What the task asks -> Go through the listing below and list every line with "Percent".

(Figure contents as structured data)
▼▼▼
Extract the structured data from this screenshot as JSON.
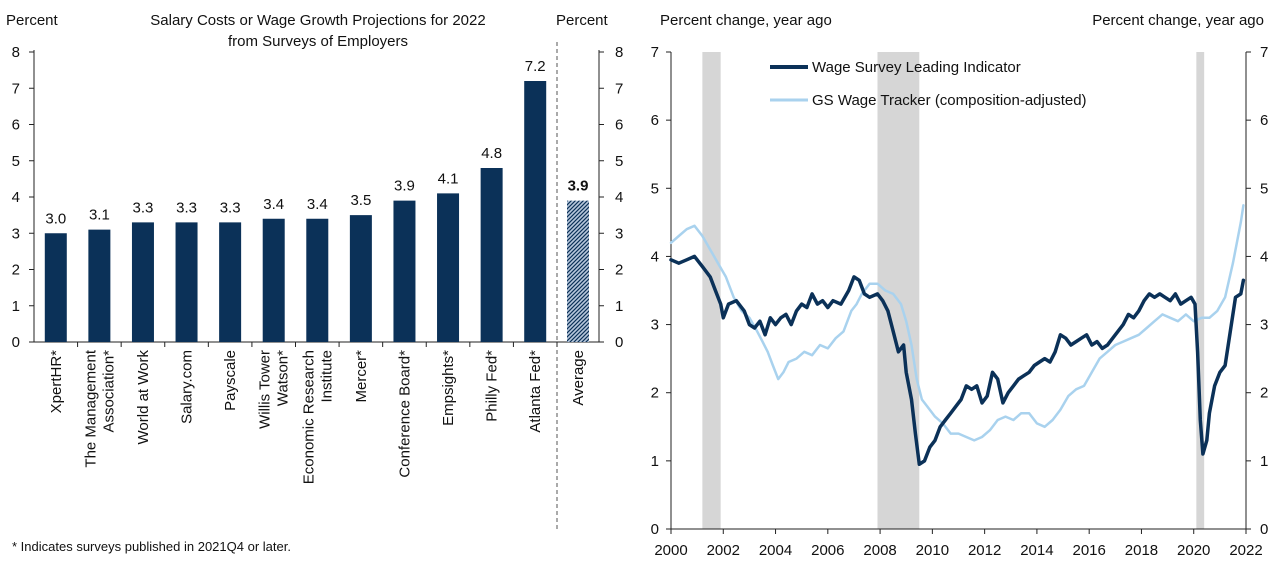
{
  "colors": {
    "navy": "#0b3158",
    "light_blue": "#a9d2ee",
    "recession": "#d6d6d6",
    "average_fill": "#5b7fa8"
  },
  "chart_data": [
    {
      "type": "bar",
      "title_line1": "Salary Costs or Wage Growth Projections for 2022",
      "title_line2": "from Surveys of Employers",
      "ylabel_left": "Percent",
      "ylabel_right": "Percent",
      "ylim": [
        0,
        8
      ],
      "yticks": [
        "0",
        "1",
        "2",
        "3",
        "4",
        "5",
        "6",
        "7",
        "8"
      ],
      "categories": [
        [
          "XpertHR*"
        ],
        [
          "The Management",
          "Association*"
        ],
        [
          "World at Work"
        ],
        [
          "Salary.com"
        ],
        [
          "Payscale"
        ],
        [
          "Willis Tower",
          "Watson*"
        ],
        [
          "Economic Research",
          "Institute"
        ],
        [
          "Mercer*"
        ],
        [
          "Conference Board*"
        ],
        [
          "Empsights*"
        ],
        [
          "Philly Fed*"
        ],
        [
          "Atlanta Fed*"
        ]
      ],
      "values": [
        3.0,
        3.1,
        3.3,
        3.3,
        3.3,
        3.4,
        3.4,
        3.5,
        3.9,
        4.1,
        4.8,
        7.2
      ],
      "labels": [
        "3.0",
        "3.1",
        "3.3",
        "3.3",
        "3.3",
        "3.4",
        "3.4",
        "3.5",
        "3.9",
        "4.1",
        "4.8",
        "7.2"
      ],
      "average": {
        "category": "Average",
        "value": 3.9,
        "label": "3.9"
      },
      "footnote": "* Indicates surveys published in 2021Q4 or later."
    },
    {
      "type": "line",
      "ylabel_left": "Percent change, year ago",
      "ylabel_right": "Percent change, year ago",
      "ylim": [
        0,
        7
      ],
      "yticks": [
        "0",
        "1",
        "2",
        "3",
        "4",
        "5",
        "6",
        "7"
      ],
      "xlim": [
        2000,
        2022
      ],
      "xticks": [
        "2000",
        "2002",
        "2004",
        "2006",
        "2008",
        "2010",
        "2012",
        "2014",
        "2016",
        "2018",
        "2020",
        "2022"
      ],
      "recessions": [
        [
          2001.2,
          2001.9
        ],
        [
          2007.9,
          2009.5
        ],
        [
          2020.1,
          2020.4
        ]
      ],
      "series": [
        {
          "name": "Wage Survey Leading Indicator",
          "points": [
            [
              2000.0,
              3.95
            ],
            [
              2000.3,
              3.9
            ],
            [
              2000.6,
              3.95
            ],
            [
              2000.9,
              4.0
            ],
            [
              2001.2,
              3.85
            ],
            [
              2001.5,
              3.7
            ],
            [
              2001.7,
              3.5
            ],
            [
              2001.9,
              3.3
            ],
            [
              2002.0,
              3.1
            ],
            [
              2002.2,
              3.3
            ],
            [
              2002.5,
              3.35
            ],
            [
              2002.8,
              3.2
            ],
            [
              2003.0,
              3.0
            ],
            [
              2003.2,
              2.95
            ],
            [
              2003.4,
              3.05
            ],
            [
              2003.6,
              2.85
            ],
            [
              2003.8,
              3.1
            ],
            [
              2004.0,
              3.0
            ],
            [
              2004.2,
              3.1
            ],
            [
              2004.4,
              3.15
            ],
            [
              2004.6,
              3.0
            ],
            [
              2004.8,
              3.2
            ],
            [
              2005.0,
              3.3
            ],
            [
              2005.2,
              3.25
            ],
            [
              2005.4,
              3.45
            ],
            [
              2005.6,
              3.3
            ],
            [
              2005.8,
              3.35
            ],
            [
              2006.0,
              3.25
            ],
            [
              2006.2,
              3.35
            ],
            [
              2006.5,
              3.3
            ],
            [
              2006.8,
              3.5
            ],
            [
              2007.0,
              3.7
            ],
            [
              2007.2,
              3.65
            ],
            [
              2007.4,
              3.45
            ],
            [
              2007.6,
              3.4
            ],
            [
              2007.9,
              3.45
            ],
            [
              2008.1,
              3.35
            ],
            [
              2008.3,
              3.2
            ],
            [
              2008.5,
              2.9
            ],
            [
              2008.7,
              2.6
            ],
            [
              2008.9,
              2.7
            ],
            [
              2009.0,
              2.3
            ],
            [
              2009.2,
              1.9
            ],
            [
              2009.35,
              1.4
            ],
            [
              2009.5,
              0.95
            ],
            [
              2009.7,
              1.0
            ],
            [
              2009.9,
              1.2
            ],
            [
              2010.1,
              1.3
            ],
            [
              2010.3,
              1.5
            ],
            [
              2010.5,
              1.6
            ],
            [
              2010.7,
              1.7
            ],
            [
              2010.9,
              1.8
            ],
            [
              2011.1,
              1.9
            ],
            [
              2011.3,
              2.1
            ],
            [
              2011.5,
              2.05
            ],
            [
              2011.7,
              2.1
            ],
            [
              2011.9,
              1.85
            ],
            [
              2012.1,
              1.95
            ],
            [
              2012.3,
              2.3
            ],
            [
              2012.5,
              2.2
            ],
            [
              2012.7,
              1.85
            ],
            [
              2012.9,
              2.0
            ],
            [
              2013.1,
              2.1
            ],
            [
              2013.3,
              2.2
            ],
            [
              2013.5,
              2.25
            ],
            [
              2013.7,
              2.3
            ],
            [
              2013.9,
              2.4
            ],
            [
              2014.1,
              2.45
            ],
            [
              2014.3,
              2.5
            ],
            [
              2014.5,
              2.45
            ],
            [
              2014.7,
              2.6
            ],
            [
              2014.9,
              2.85
            ],
            [
              2015.1,
              2.8
            ],
            [
              2015.3,
              2.7
            ],
            [
              2015.5,
              2.75
            ],
            [
              2015.7,
              2.8
            ],
            [
              2015.9,
              2.85
            ],
            [
              2016.1,
              2.7
            ],
            [
              2016.3,
              2.75
            ],
            [
              2016.5,
              2.65
            ],
            [
              2016.7,
              2.7
            ],
            [
              2016.9,
              2.8
            ],
            [
              2017.1,
              2.9
            ],
            [
              2017.3,
              3.0
            ],
            [
              2017.5,
              3.15
            ],
            [
              2017.7,
              3.1
            ],
            [
              2017.9,
              3.2
            ],
            [
              2018.1,
              3.35
            ],
            [
              2018.3,
              3.45
            ],
            [
              2018.5,
              3.4
            ],
            [
              2018.7,
              3.45
            ],
            [
              2018.9,
              3.4
            ],
            [
              2019.1,
              3.35
            ],
            [
              2019.3,
              3.45
            ],
            [
              2019.5,
              3.3
            ],
            [
              2019.7,
              3.35
            ],
            [
              2019.9,
              3.4
            ],
            [
              2020.05,
              3.3
            ],
            [
              2020.15,
              2.6
            ],
            [
              2020.25,
              1.6
            ],
            [
              2020.35,
              1.1
            ],
            [
              2020.5,
              1.3
            ],
            [
              2020.6,
              1.7
            ],
            [
              2020.8,
              2.1
            ],
            [
              2021.0,
              2.3
            ],
            [
              2021.2,
              2.4
            ],
            [
              2021.4,
              2.9
            ],
            [
              2021.6,
              3.4
            ],
            [
              2021.8,
              3.45
            ],
            [
              2021.9,
              3.65
            ]
          ]
        },
        {
          "name": "GS Wage Tracker (composition-adjusted)",
          "points": [
            [
              2000.0,
              4.2
            ],
            [
              2000.3,
              4.3
            ],
            [
              2000.6,
              4.4
            ],
            [
              2000.9,
              4.45
            ],
            [
              2001.2,
              4.3
            ],
            [
              2001.5,
              4.1
            ],
            [
              2001.8,
              3.9
            ],
            [
              2002.1,
              3.7
            ],
            [
              2002.4,
              3.4
            ],
            [
              2002.7,
              3.2
            ],
            [
              2003.0,
              3.1
            ],
            [
              2003.3,
              2.9
            ],
            [
              2003.5,
              2.75
            ],
            [
              2003.7,
              2.6
            ],
            [
              2003.9,
              2.4
            ],
            [
              2004.1,
              2.2
            ],
            [
              2004.3,
              2.3
            ],
            [
              2004.5,
              2.45
            ],
            [
              2004.8,
              2.5
            ],
            [
              2005.1,
              2.6
            ],
            [
              2005.4,
              2.55
            ],
            [
              2005.7,
              2.7
            ],
            [
              2006.0,
              2.65
            ],
            [
              2006.3,
              2.8
            ],
            [
              2006.6,
              2.9
            ],
            [
              2006.9,
              3.2
            ],
            [
              2007.1,
              3.3
            ],
            [
              2007.3,
              3.45
            ],
            [
              2007.6,
              3.6
            ],
            [
              2007.9,
              3.6
            ],
            [
              2008.2,
              3.5
            ],
            [
              2008.5,
              3.45
            ],
            [
              2008.8,
              3.3
            ],
            [
              2009.0,
              3.05
            ],
            [
              2009.2,
              2.7
            ],
            [
              2009.4,
              2.2
            ],
            [
              2009.6,
              1.9
            ],
            [
              2009.8,
              1.8
            ],
            [
              2010.1,
              1.65
            ],
            [
              2010.4,
              1.55
            ],
            [
              2010.7,
              1.4
            ],
            [
              2011.0,
              1.4
            ],
            [
              2011.3,
              1.35
            ],
            [
              2011.6,
              1.3
            ],
            [
              2011.9,
              1.35
            ],
            [
              2012.2,
              1.45
            ],
            [
              2012.5,
              1.6
            ],
            [
              2012.8,
              1.65
            ],
            [
              2013.1,
              1.6
            ],
            [
              2013.4,
              1.7
            ],
            [
              2013.7,
              1.7
            ],
            [
              2014.0,
              1.55
            ],
            [
              2014.3,
              1.5
            ],
            [
              2014.6,
              1.6
            ],
            [
              2014.9,
              1.75
            ],
            [
              2015.2,
              1.95
            ],
            [
              2015.5,
              2.05
            ],
            [
              2015.8,
              2.1
            ],
            [
              2016.1,
              2.3
            ],
            [
              2016.4,
              2.5
            ],
            [
              2016.7,
              2.6
            ],
            [
              2017.0,
              2.7
            ],
            [
              2017.3,
              2.75
            ],
            [
              2017.6,
              2.8
            ],
            [
              2017.9,
              2.85
            ],
            [
              2018.2,
              2.95
            ],
            [
              2018.5,
              3.05
            ],
            [
              2018.8,
              3.15
            ],
            [
              2019.1,
              3.1
            ],
            [
              2019.4,
              3.05
            ],
            [
              2019.7,
              3.15
            ],
            [
              2020.0,
              3.05
            ],
            [
              2020.3,
              3.1
            ],
            [
              2020.6,
              3.1
            ],
            [
              2020.9,
              3.2
            ],
            [
              2021.2,
              3.4
            ],
            [
              2021.5,
              3.9
            ],
            [
              2021.8,
              4.5
            ],
            [
              2021.9,
              4.75
            ]
          ]
        }
      ]
    }
  ]
}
▲▲▲
Finished task ->
      "ylabel_left": "Percent",
      "ylabel_right": "Percent",
      "ylabel_left": "Percent change, year ago",
      "ylabel_right": "Percent change, year ago",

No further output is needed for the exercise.